===== Data listing =====

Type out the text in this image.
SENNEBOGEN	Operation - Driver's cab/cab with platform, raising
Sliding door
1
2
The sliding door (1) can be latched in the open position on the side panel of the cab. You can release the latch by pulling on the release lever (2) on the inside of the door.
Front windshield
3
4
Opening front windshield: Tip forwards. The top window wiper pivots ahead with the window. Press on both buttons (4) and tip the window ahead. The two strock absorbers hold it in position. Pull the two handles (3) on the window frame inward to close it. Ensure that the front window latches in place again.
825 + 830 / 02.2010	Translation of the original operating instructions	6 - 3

=====

→ What the exercise asks
Go through the records and gather the lines that hold "windshield".

→ Result
Front windshield
Opening front windshield: Tip forwards. The top window wiper pivots ahead with the window. Press on both buttons (4) and tip the window ahead. The two strock absorbers hold it in position. Pull the two handles (3) on the window frame inward to close it. Ensure that the front window latches in place again.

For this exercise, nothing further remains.